■ **Aim of the exercise**: Look through the lines of the material and count those containing "Stationen". Give that count alone.

■ **Material to process**:

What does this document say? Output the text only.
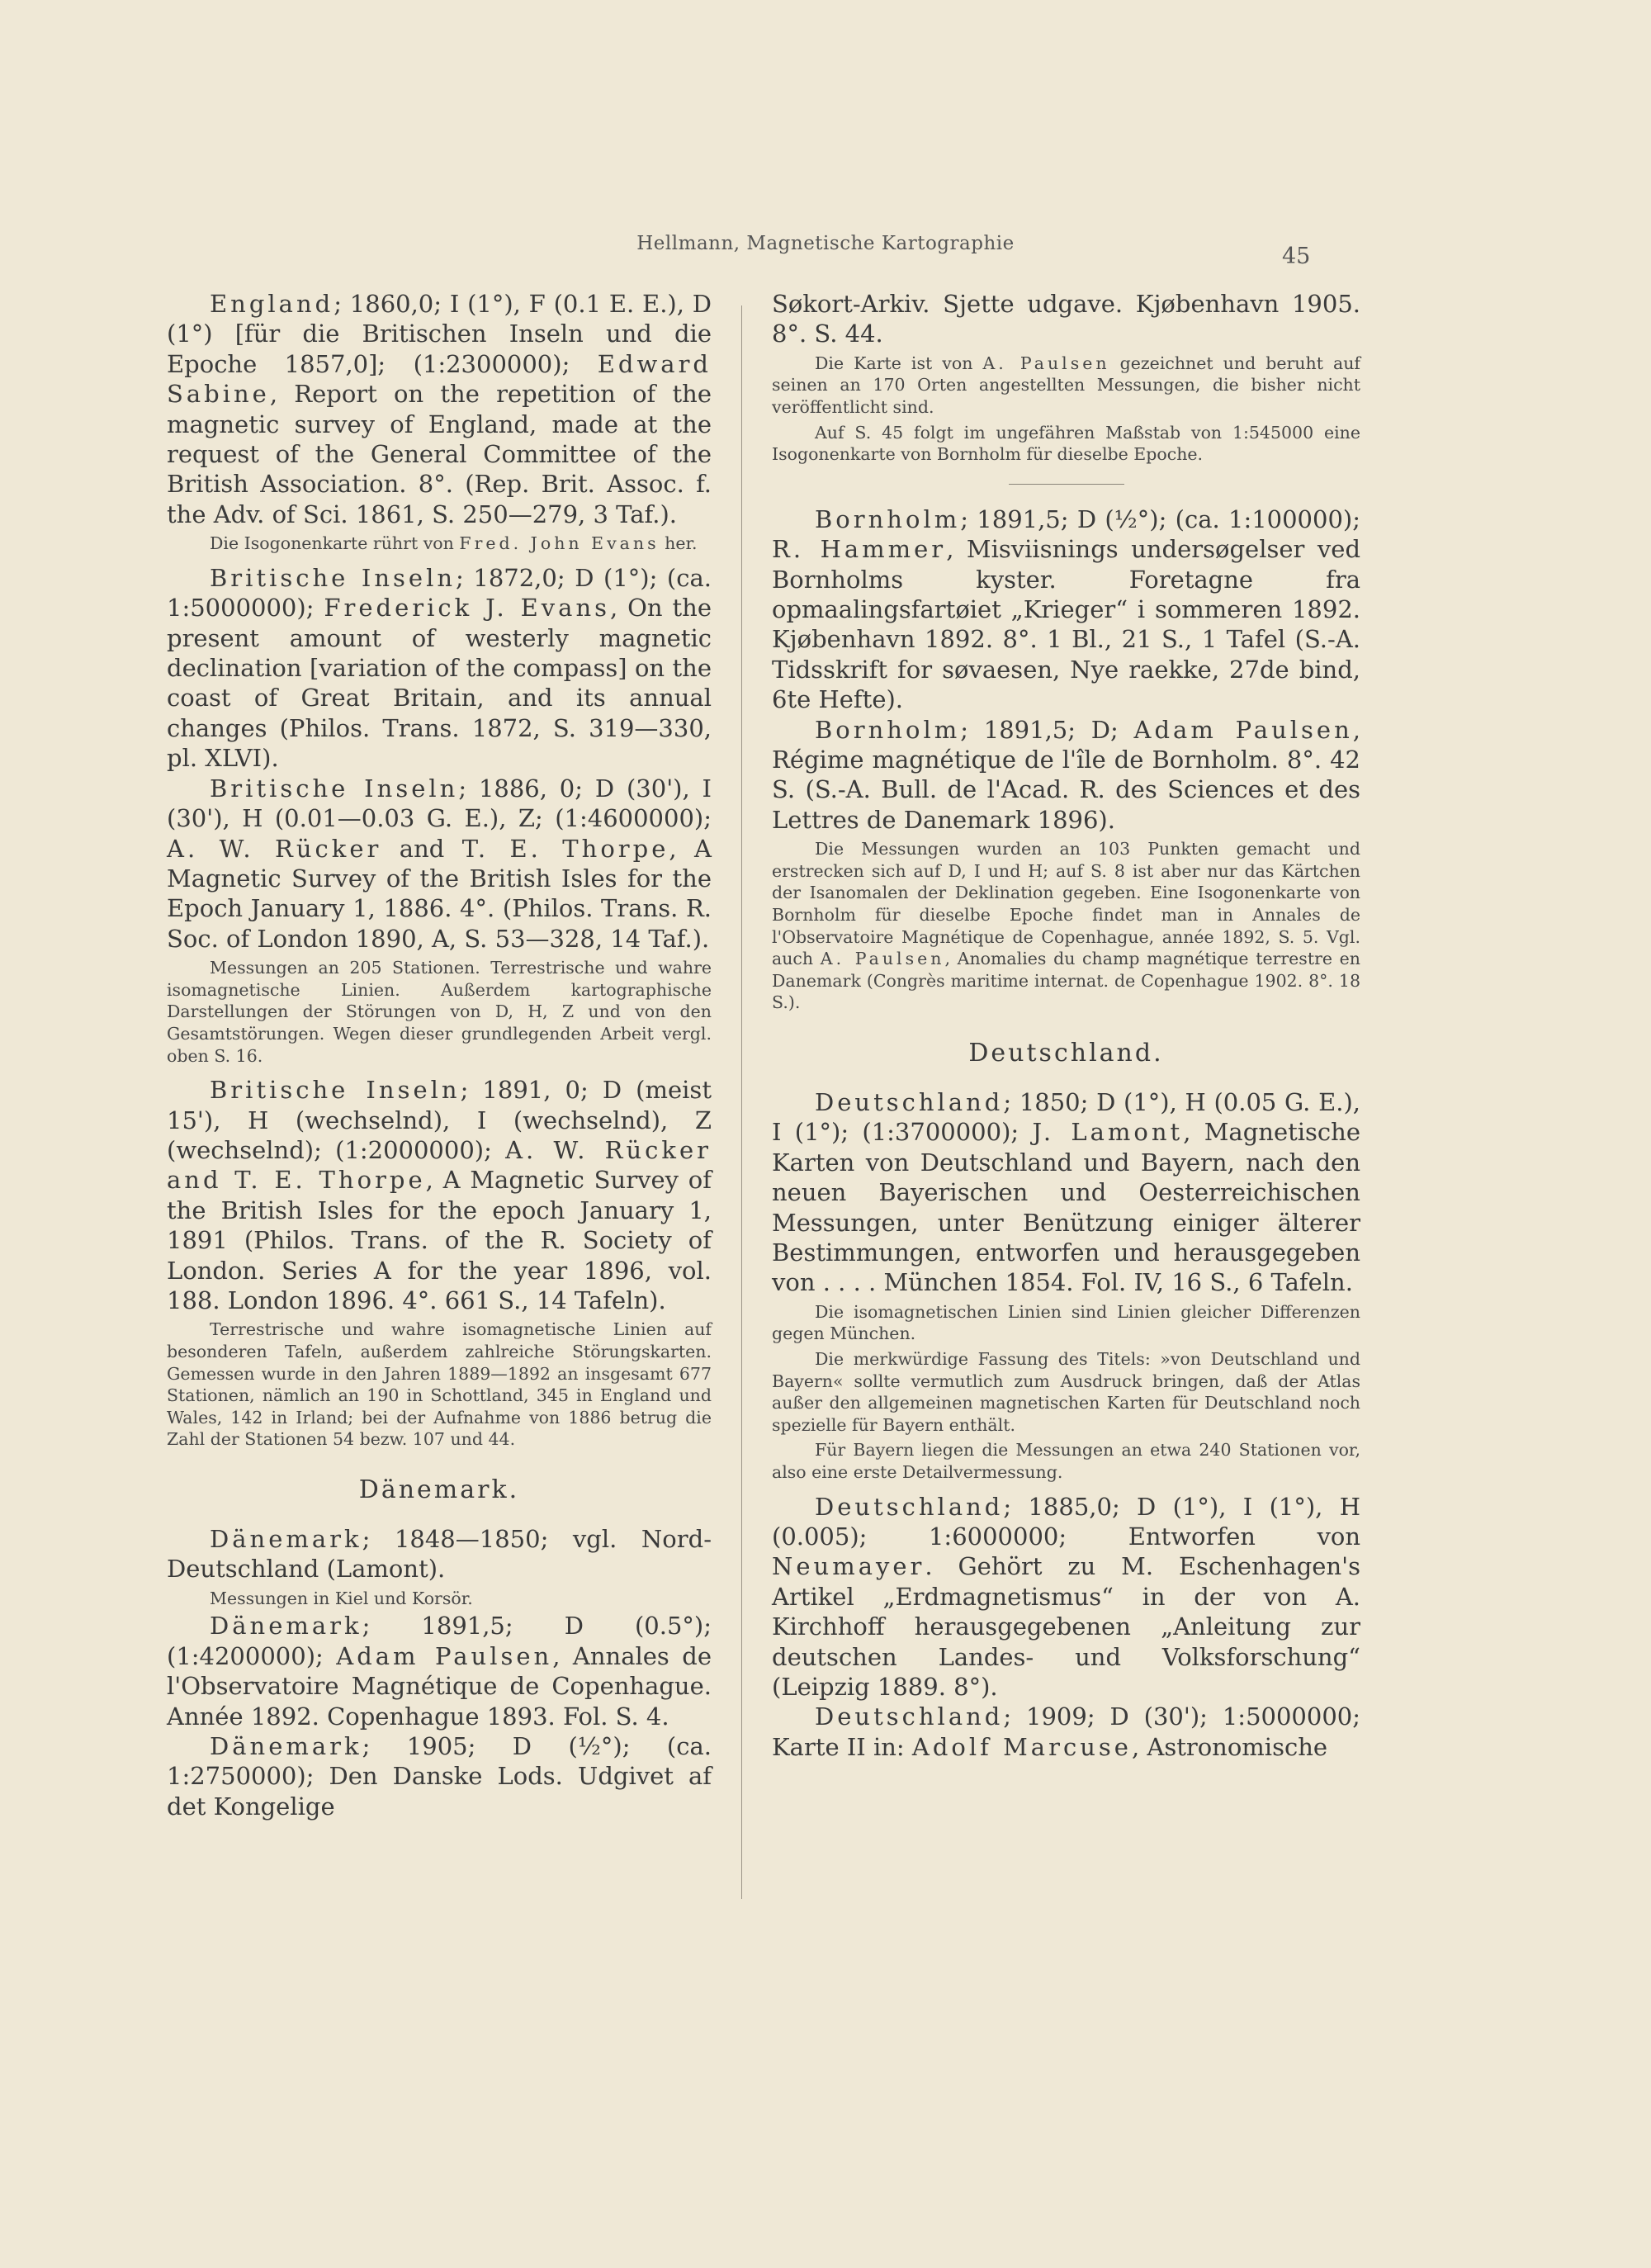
Hellmann, Magnetische Kartographie	45

England; 1860,0; I (1°), F (0.1 E. E.), D (1°) [für die Britischen Inseln und die Epoche 1857,0]; (1:2300000); Edward Sabine, Report on the repetition of the magnetic survey of England, made at the request of the General Committee of the British Association. 8°. (Rep. Brit. Assoc. f. the Adv. of Sci. 1861, S. 250—279, 3 Taf.).

Die Isogonenkarte rührt von Fred. John Evans her.

Britische Inseln; 1872,0; D (1°); (ca. 1:5000000); Frederick J. Evans, On the present amount of westerly magnetic declination [variation of the compass] on the coast of Great Britain, and its annual changes (Philos. Trans. 1872, S. 319—330, pl. XLVI).

Britische Inseln; 1886, 0; D (30'), I (30'), H (0.01—0.03 G. E.), Z; (1:4600000); A. W. Rücker and T. E. Thorpe, A Magnetic Survey of the British Isles for the Epoch January 1, 1886. 4°. (Philos. Trans. R. Soc. of London 1890, A, S. 53—328, 14 Taf.).

Messungen an 205 Stationen. Terrestrische und wahre isomagnetische Linien. Außerdem kartographische Darstellungen der Störungen von D, H, Z und von den Gesamtstörungen. Wegen dieser grundlegenden Arbeit vergl. oben S. 16.

Britische Inseln; 1891, 0; D (meist 15'), H (wechselnd), I (wechselnd), Z (wechselnd); (1:2000000); A. W. Rücker and T. E. Thorpe, A Magnetic Survey of the British Isles for the epoch January 1, 1891 (Philos. Trans. of the R. Society of London. Series A for the year 1896, vol. 188. London 1896. 4°. 661 S., 14 Tafeln).

Terrestrische und wahre isomagnetische Linien auf besonderen Tafeln, außerdem zahlreiche Störungskarten. Gemessen wurde in den Jahren 1889—1892 an insgesamt 677 Stationen, nämlich an 190 in Schottland, 345 in England und Wales, 142 in Irland; bei der Aufnahme von 1886 betrug die Zahl der Stationen 54 bezw. 107 und 44.

Dänemark.

Dänemark; 1848—1850; vgl. Nord-Deutschland (Lamont).

Messungen in Kiel und Korsör.

Dänemark; 1891,5; D (0.5°); (1:4200000); Adam Paulsen, Annales de l'Observatoire Magnétique de Copenhague. Année 1892. Copenhague 1893. Fol. S. 4.

Dänemark; 1905; D (½°); (ca. 1:2750000); Den Danske Lods. Udgivet af det Kongelige

Søkort-Arkiv. Sjette udgave. Kjøbenhavn 1905. 8°. S. 44.

Die Karte ist von A. Paulsen gezeichnet und beruht auf seinen an 170 Orten angestellten Messungen, die bisher nicht veröffentlicht sind.

Auf S. 45 folgt im ungefähren Maßstab von 1:545000 eine Isogonenkarte von Bornholm für dieselbe Epoche.

Bornholm; 1891,5; D (½°); (ca. 1:100000); R. Hammer, Misviisnings undersøgelser ved Bornholms kyster. Foretagne fra opmaalingsfartøiet „Krieger“ i sommeren 1892. Kjøbenhavn 1892. 8°. 1 Bl., 21 S., 1 Tafel (S.-A. Tidsskrift for søvaesen, Nye raekke, 27de bind, 6te Hefte).

Bornholm; 1891,5; D; Adam Paulsen, Régime magnétique de l'île de Bornholm. 8°. 42 S. (S.-A. Bull. de l'Acad. R. des Sciences et des Lettres de Danemark 1896).

Die Messungen wurden an 103 Punkten gemacht und erstrecken sich auf D, I und H; auf S. 8 ist aber nur das Kärtchen der Isanomalen der Deklination gegeben. Eine Isogonenkarte von Bornholm für dieselbe Epoche findet man in Annales de l'Observatoire Magnétique de Copenhague, année 1892, S. 5. Vgl. auch A. Paulsen, Anomalies du champ magnétique terrestre en Danemark (Congrès maritime internat. de Copenhague 1902. 8°. 18 S.).

Deutschland.

Deutschland; 1850; D (1°), H (0.05 G. E.), I (1°); (1:3700000); J. Lamont, Magnetische Karten von Deutschland und Bayern, nach den neuen Bayerischen und Oesterreichischen Messungen, unter Benützung einiger älterer Bestimmungen, entworfen und herausgegeben von . . . . München 1854. Fol. IV, 16 S., 6 Tafeln.

Die isomagnetischen Linien sind Linien gleicher Differenzen gegen München.

Die merkwürdige Fassung des Titels: »von Deutschland und Bayern« sollte vermutlich zum Ausdruck bringen, daß der Atlas außer den allgemeinen magnetischen Karten für Deutschland noch spezielle für Bayern enthält.

Für Bayern liegen die Messungen an etwa 240 Stationen vor, also eine erste Detailvermessung.

Deutschland; 1885,0; D (1°), I (1°), H (0.005); 1:6000000; Entworfen von Neumayer. Gehört zu M. Eschenhagen's Artikel „Erdmagnetismus“ in der von A. Kirchhoff herausgegebenen „Anleitung zur deutschen Landes- und Volksforschung“ (Leipzig 1889. 8°).

Deutschland; 1909; D (30'); 1:5000000; Karte II in: Adolf Marcuse, Astronomische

■ **Response**: 3